> _READING PASSAGE_:
= Beginning of Section =
Greater diversity isn’t just the right thing to do, it makes business sense. It’s also about attracting the best talent. People want to work for progressive businesses with diverse workforces and flexible working practices. The leaders best equipped to meet tomorrow’s challenges are unlikely to share the same demographic configurations as todays.
In tandem to this, employers need to become more open minded to the concept of re-training and work-based transferable skills if the scales tipped by COVID and the UK’s Exit from the EU are to be re-balanced.
If there is healthy commitment from individuals to re-train, coupled with support from the employer, with a structured programme to follow, then success is achievable. A new career can be forged, all it takes is the opportunity. This means an open-minded approach to recruitment which can only truly be transformational if it is a commitment that is recognised and delivered strategically from senior leadership.
If companies are to look beyond education and experience when they recruit, then what should they focus on? Reliance, adaptability, tenacity, speed of response, ability to flex and capability to overcome personal challenges, experience of learning something new are all excellent starting points. To survive and flourish in the new age of work-force pandemic evolution and the flip to a candidate driven market business leaders may need to start thinking talent over experience.
= End of Section =
Data entries:
= Beginning of Section =
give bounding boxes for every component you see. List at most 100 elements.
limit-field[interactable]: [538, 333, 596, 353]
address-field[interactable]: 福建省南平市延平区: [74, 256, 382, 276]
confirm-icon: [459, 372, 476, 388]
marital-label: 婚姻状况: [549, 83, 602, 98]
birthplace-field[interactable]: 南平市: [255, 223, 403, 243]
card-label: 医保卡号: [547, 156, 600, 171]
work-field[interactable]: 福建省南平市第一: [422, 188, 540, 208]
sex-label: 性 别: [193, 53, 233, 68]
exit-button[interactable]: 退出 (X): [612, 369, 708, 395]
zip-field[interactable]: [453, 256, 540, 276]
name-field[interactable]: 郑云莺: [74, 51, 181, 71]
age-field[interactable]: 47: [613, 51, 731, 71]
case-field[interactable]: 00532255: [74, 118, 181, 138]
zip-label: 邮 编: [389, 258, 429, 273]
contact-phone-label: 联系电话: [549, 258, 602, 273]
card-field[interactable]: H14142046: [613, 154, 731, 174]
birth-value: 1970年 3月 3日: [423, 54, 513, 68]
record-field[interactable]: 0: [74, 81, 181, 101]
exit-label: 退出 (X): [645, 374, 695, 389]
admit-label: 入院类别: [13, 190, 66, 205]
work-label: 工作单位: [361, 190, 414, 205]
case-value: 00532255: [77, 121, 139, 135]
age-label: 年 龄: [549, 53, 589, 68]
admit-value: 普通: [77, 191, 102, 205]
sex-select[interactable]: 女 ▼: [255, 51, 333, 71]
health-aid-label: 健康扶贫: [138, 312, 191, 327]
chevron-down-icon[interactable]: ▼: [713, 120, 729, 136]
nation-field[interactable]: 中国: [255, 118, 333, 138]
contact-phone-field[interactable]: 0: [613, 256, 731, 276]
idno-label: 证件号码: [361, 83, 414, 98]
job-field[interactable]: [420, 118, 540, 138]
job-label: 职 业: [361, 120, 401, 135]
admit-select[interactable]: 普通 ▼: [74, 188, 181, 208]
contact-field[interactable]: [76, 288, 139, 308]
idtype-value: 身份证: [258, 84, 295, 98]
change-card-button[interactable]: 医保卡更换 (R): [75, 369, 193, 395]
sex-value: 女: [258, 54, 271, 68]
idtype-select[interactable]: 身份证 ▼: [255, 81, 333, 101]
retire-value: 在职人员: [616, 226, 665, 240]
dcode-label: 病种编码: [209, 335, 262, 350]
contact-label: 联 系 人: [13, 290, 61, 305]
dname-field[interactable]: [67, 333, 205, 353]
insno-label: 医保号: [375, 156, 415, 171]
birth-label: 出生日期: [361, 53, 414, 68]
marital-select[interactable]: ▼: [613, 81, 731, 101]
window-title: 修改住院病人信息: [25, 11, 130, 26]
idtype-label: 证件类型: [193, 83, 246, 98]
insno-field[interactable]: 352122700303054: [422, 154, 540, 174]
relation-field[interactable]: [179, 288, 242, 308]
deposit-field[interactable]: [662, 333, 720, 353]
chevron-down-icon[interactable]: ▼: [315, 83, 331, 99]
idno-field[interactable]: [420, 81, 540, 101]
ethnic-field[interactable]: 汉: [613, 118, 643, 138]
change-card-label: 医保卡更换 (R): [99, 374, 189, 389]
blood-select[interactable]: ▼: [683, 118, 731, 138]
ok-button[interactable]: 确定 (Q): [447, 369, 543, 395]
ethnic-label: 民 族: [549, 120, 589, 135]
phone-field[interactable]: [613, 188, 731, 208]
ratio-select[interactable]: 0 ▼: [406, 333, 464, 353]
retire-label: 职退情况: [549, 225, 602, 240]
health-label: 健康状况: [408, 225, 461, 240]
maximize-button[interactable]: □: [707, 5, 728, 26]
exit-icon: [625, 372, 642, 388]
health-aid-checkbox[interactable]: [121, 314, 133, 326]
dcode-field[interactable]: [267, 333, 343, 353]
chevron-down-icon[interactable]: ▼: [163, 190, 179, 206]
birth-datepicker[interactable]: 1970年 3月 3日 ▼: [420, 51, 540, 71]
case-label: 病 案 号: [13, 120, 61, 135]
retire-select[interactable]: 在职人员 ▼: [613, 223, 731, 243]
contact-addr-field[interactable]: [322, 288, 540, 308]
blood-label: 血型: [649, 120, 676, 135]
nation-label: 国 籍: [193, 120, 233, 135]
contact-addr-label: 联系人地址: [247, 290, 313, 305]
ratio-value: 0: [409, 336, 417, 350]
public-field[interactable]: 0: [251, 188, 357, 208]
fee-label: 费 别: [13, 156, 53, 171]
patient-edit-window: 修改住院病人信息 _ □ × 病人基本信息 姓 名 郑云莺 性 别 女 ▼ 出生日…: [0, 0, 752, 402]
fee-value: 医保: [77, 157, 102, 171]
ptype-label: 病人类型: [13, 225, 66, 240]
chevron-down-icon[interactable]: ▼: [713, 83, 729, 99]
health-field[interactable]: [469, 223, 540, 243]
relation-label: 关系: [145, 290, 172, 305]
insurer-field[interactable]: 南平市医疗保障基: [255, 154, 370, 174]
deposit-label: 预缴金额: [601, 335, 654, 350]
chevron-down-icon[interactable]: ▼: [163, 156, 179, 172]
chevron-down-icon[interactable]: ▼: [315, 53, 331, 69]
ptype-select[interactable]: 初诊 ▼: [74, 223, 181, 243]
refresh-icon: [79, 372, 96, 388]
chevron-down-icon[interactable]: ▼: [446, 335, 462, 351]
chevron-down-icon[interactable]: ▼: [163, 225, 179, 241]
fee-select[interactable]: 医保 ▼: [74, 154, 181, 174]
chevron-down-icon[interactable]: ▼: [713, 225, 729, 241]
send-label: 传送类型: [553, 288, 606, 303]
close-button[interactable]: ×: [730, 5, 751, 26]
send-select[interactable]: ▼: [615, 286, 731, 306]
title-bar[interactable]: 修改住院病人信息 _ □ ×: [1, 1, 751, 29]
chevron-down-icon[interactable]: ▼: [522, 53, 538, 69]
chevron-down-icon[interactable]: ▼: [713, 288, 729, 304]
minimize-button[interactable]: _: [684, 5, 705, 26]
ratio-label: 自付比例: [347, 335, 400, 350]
= End of Section =
> _ABOUT THIS TASK_: Copy the hiring passage from the words "In tandem to" and stop after "to be re-balanced.", switching "employers" to "businesses".

> _EXERCISE SOLUTION_:
In tandem to this, businesses need to become more open minded to the concept of re-training and work-based transferable skills if the scales tipped by COVID and the UK’s Exit from the EU are to be re-balanced.